▶ **SET PROBLEM**
Copy each line of the data below exactly, leaving out pictures.

▶ **SUPPLIED MATERIAL**
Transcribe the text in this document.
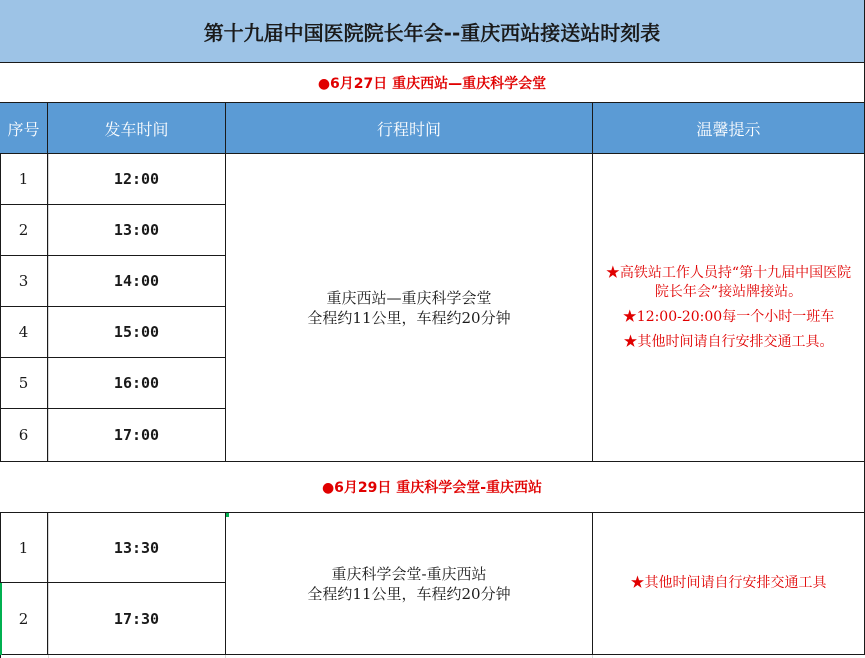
第十九届中国医院院长年会--重庆西站接送站时刻表
●6月27日 重庆西站—重庆科学会堂
序号	发车时间	行程时间	温馨提示
1	12:00
2	13:00
3	14:00
4	15:00
5	16:00
6	17:00
重庆西站—重庆科学会堂
全程约11公里，车程约20分钟
★高铁站工作人员持“第十九届中国医院院长年会”接站牌接站。
★12:00-20:00每一个小时一班车
★其他时间请自行安排交通工具。
●6月29日 重庆科学会堂-重庆西站
1	13:30
2	17:30
重庆科学会堂-重庆西站
全程约11公里，车程约20分钟
★其他时间请自行安排交通工具
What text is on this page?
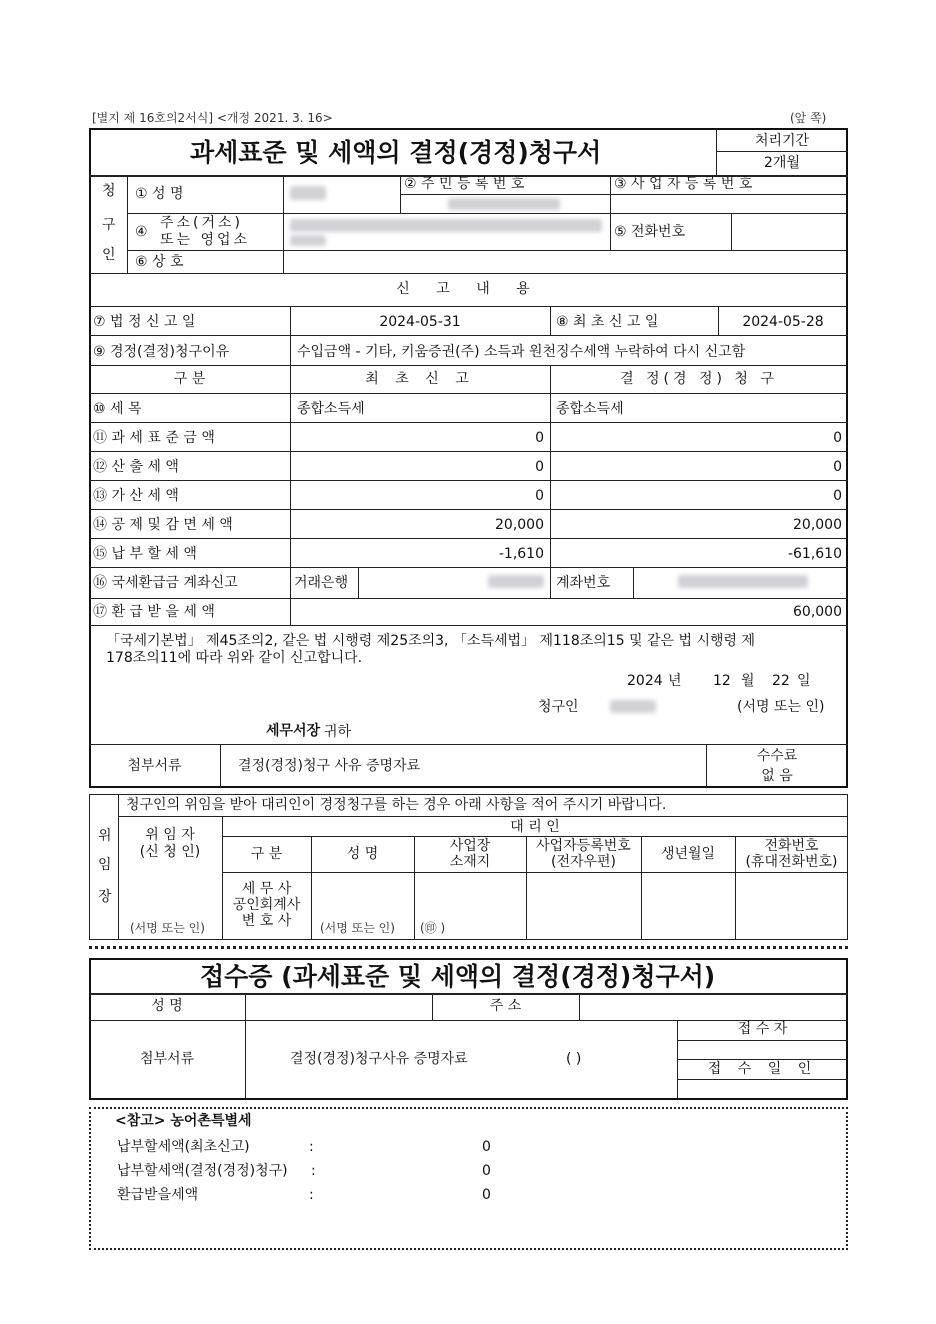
[별지 제 16호의2서식] <개정 2021. 3. 16>	(앞 쪽)
과세표준 및 세액의 결정(경정)청구서	처리기간
2개월
청
구
인
① 성 명
② 주 민 등 록 번 호	③ 사 업 자 등 록 번 호
④
주소(거소)
또는 영업소	⑤ 전화번호
⑥ 상 호
신 고 내 용
⑦ 법 정 신 고 일	2024-05-31	⑧ 최 초 신 고 일	2024-05-28
⑨ 경정(결정)청구이유	수입금액 - 기타, 키움증권(주) 소득과 원천징수세액 누락하여 다시 신고함
구 분	최 초 신 고	결 정(경 정) 청 구
⑩ 세 목	종합소득세	종합소득세
⑪ 과 세 표 준 금 액	0	0
⑫ 산 출 세 액	0	0
⑬ 가 산 세 액	0	0
⑭ 공 제 및 감 면 세 액	20,000	20,000
⑮ 납 부 할 세 액	-1,610	-61,610
⑯ 국세환급금 계좌신고	거래은행	계좌번호
⑰ 환 급 받 을 세 액	60,000
「국세기본법」 제45조의2, 같은 법 시행령 제25조의3, 「소득세법」 제118조의15 및 같은 법 시행령 제
178조의11에 따라 위와 같이 신고합니다.
2024 년 12 월 22 일
청구인	(서명 또는 인)
세무서장 귀하
첨부서류	결정(경정)청구 사유 증명자료
수수료
없 음
위
임
장
청구인의 위임을 받아 대리인이 경정청구를 하는 경우 아래 사항을 적어 주시기 바랍니다.
위 임 자
(신 청 인)
대 리 인
구 분	성 명	사업장
소재지
사업자등록번호
(전자우편)	생년월일	전화번호
(휴대전화번호)
세 무 사
공인회계사
변 호 사
(서명 또는 인)	(서명 또는 인) (㊞ )
접수증 (과세표준 및 세액의 결정(경정)청구서)
성 명	주 소
첨부서류	결정(경정)청구사유 증명자료	( )
접 수 자
접 수 일 인
<참고> 농어촌특별세
납부할세액(최초신고)	:	0
납부할세액(결정(경정)청구) :	0
환급받을세액	:	0
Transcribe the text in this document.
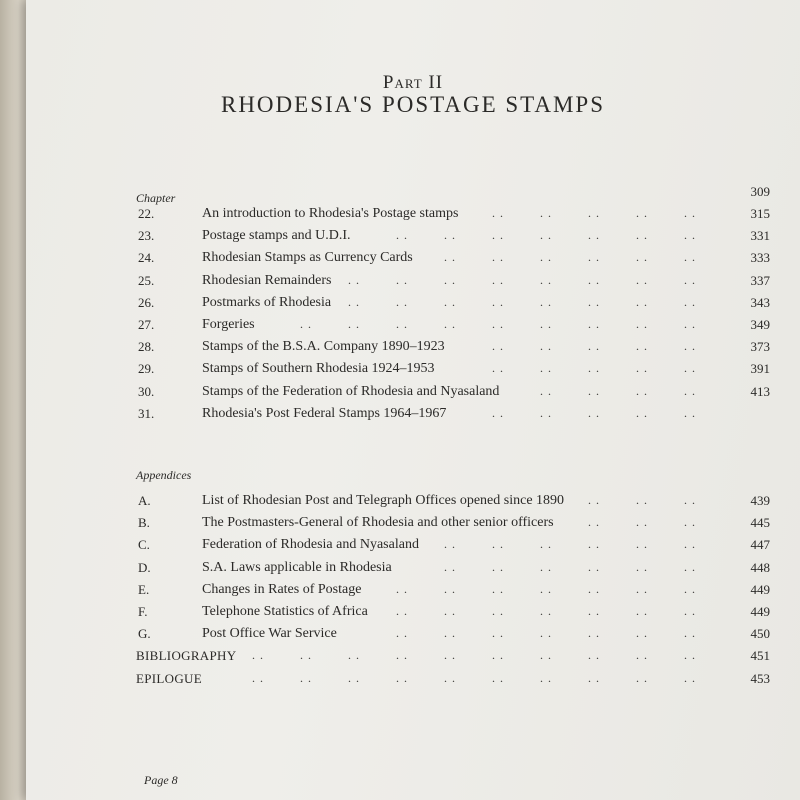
Part II
RHODESIA'S POSTAGE STAMPS
Chapter	309
22.	An introduction to Rhodesia's Postage stamps	. .	. .	. .	. .	. .	315
23.	Postage stamps and U.D.I.	. .	. .	. .	. .	. .	. .	. .	331
24.	Rhodesian Stamps as Currency Cards	. .	. .	. .	. .	. .	. .	333
25.	Rhodesian Remainders . .	. .	. .	. .	. .	. .	. .	. .	337
26.	Postmarks of Rhodesia . .	. .	. .	. .	. .	. .	. .	. .	343
27.	Forgeries	. .	. .	. .	. .	. .	. .	. .	. .	. .	349
28.	Stamps of the B.S.A. Company 1890–1923	. .	. .	. .	. .	. .	373
29.	Stamps of Southern Rhodesia 1924–1953	. .	. .	. .	. .	. .	391
30.	Stamps of the Federation of Rhodesia and Nyasaland	. .	. .	. .	. .	413
31.	Rhodesia's Post Federal Stamps 1964–1967	. .	. .	. .	. .	. .
Appendices
A.	List of Rhodesian Post and Telegraph Offices opened since 1890 . .	. .	. .	439
B.	The Postmasters-General of Rhodesia and other senior officers	. .	. .	. .	445
C.	Federation of Rhodesia and Nyasaland . .	. .	. .	. .	. .	. .	447
D.	S.A. Laws applicable in Rhodesia	. .	. .	. .	. .	. .	. .	448
E.	Changes in Rates of Postage	. .	. .	. .	. .	. .	. .	. .	449
F.	Telephone Statistics of Africa . .	. .	. .	. .	. .	. .	. .	449
G.	Post Office War Service	. .	. .	. .	. .	. .	. .	. .	450
BIBLIOGRAPHY . .	. .	. .	. .	. .	. .	. .	. .	. .	. .	451
EPILOGUE	. .	. .	. .	. .	. .	. .	. .	. .	. .	. .	453
Page 8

▶ **EXPECTED OUTPUT**
Transcribe the text in this document.
第十九届中国医院院长年会--重庆西站接送站时刻表
●6月27日 重庆西站—重庆科学会堂
序号	发车时间	行程时间	温馨提示
1	12:00
2	13:00
3	14:00
4	15:00
5	16:00
6	17:00
重庆西站—重庆科学会堂
全程约11公里，车程约20分钟
★高铁站工作人员持“第十九届中国医院院长年会”接站牌接站。
★12:00-20:00每一个小时一班车
★其他时间请自行安排交通工具。
●6月29日 重庆科学会堂-重庆西站
1	13:30
2	17:30
重庆科学会堂-重庆西站
全程约11公里，车程约20分钟
★其他时间请自行安排交通工具
What text is on this page?
[별지 제 16호의2서식] <개정 2021. 3. 16>	(앞 쪽)
과세표준 및 세액의 결정(경정)청구서	처리기간
2개월
청
구
인
① 성 명
② 주 민 등 록 번 호	③ 사 업 자 등 록 번 호
④
주소(거소)
또는 영업소	⑤ 전화번호
⑥ 상 호
신 고 내 용
⑦ 법 정 신 고 일	2024-05-31	⑧ 최 초 신 고 일	2024-05-28
⑨ 경정(결정)청구이유	수입금액 - 기타, 키움증권(주) 소득과 원천징수세액 누락하여 다시 신고함
구 분	최 초 신 고	결 정(경 정) 청 구
⑩ 세 목	종합소득세	종합소득세
⑪ 과 세 표 준 금 액	0	0
⑫ 산 출 세 액	0	0
⑬ 가 산 세 액	0	0
⑭ 공 제 및 감 면 세 액	20,000	20,000
⑮ 납 부 할 세 액	-1,610	-61,610
⑯ 국세환급금 계좌신고	거래은행	계좌번호
⑰ 환 급 받 을 세 액	60,000
「국세기본법」 제45조의2, 같은 법 시행령 제25조의3, 「소득세법」 제118조의15 및 같은 법 시행령 제
178조의11에 따라 위와 같이 신고합니다.
2024 년 12 월 22 일
청구인	(서명 또는 인)
세무서장 귀하
첨부서류	결정(경정)청구 사유 증명자료
수수료
없 음
위
임
장
청구인의 위임을 받아 대리인이 경정청구를 하는 경우 아래 사항을 적어 주시기 바랍니다.
위 임 자
(신 청 인)
대 리 인
구 분	성 명	사업장
소재지
사업자등록번호
(전자우편)	생년월일	전화번호
(휴대전화번호)
세 무 사
공인회계사
변 호 사
(서명 또는 인)	(서명 또는 인) (㊞ )
접수증 (과세표준 및 세액의 결정(경정)청구서)
성 명	주 소
첨부서류	결정(경정)청구사유 증명자료	( )
접 수 자
접 수 일 인
<참고> 농어촌특별세
납부할세액(최초신고)	:	0
납부할세액(결정(경정)청구) :	0
환급받을세액	:	0
Transcribe the text in this document.
Part II
RHODESIA'S POSTAGE STAMPS
Chapter	309
22.	An introduction to Rhodesia's Postage stamps	. .	. .	. .	. .	. .	315
23.	Postage stamps and U.D.I.	. .	. .	. .	. .	. .	. .	. .	331
24.	Rhodesian Stamps as Currency Cards	. .	. .	. .	. .	. .	. .	333
25.	Rhodesian Remainders . .	. .	. .	. .	. .	. .	. .	. .	337
26.	Postmarks of Rhodesia . .	. .	. .	. .	. .	. .	. .	. .	343
27.	Forgeries	. .	. .	. .	. .	. .	. .	. .	. .	. .	349
28.	Stamps of the B.S.A. Company 1890–1923	. .	. .	. .	. .	. .	373
29.	Stamps of Southern Rhodesia 1924–1953	. .	. .	. .	. .	. .	391
30.	Stamps of the Federation of Rhodesia and Nyasaland	. .	. .	. .	. .	413
31.	Rhodesia's Post Federal Stamps 1964–1967	. .	. .	. .	. .	. .
Appendices
A.	List of Rhodesian Post and Telegraph Offices opened since 1890 . .	. .	. .	439
B.	The Postmasters-General of Rhodesia and other senior officers	. .	. .	. .	445
C.	Federation of Rhodesia and Nyasaland . .	. .	. .	. .	. .	. .	447
D.	S.A. Laws applicable in Rhodesia	. .	. .	. .	. .	. .	. .	448
E.	Changes in Rates of Postage	. .	. .	. .	. .	. .	. .	. .	449
F.	Telephone Statistics of Africa . .	. .	. .	. .	. .	. .	. .	449
G.	Post Office War Service	. .	. .	. .	. .	. .	. .	. .	450
BIBLIOGRAPHY . .	. .	. .	. .	. .	. .	. .	. .	. .	. .	451
EPILOGUE	. .	. .	. .	. .	. .	. .	. .	. .	. .	. .	453
Page 8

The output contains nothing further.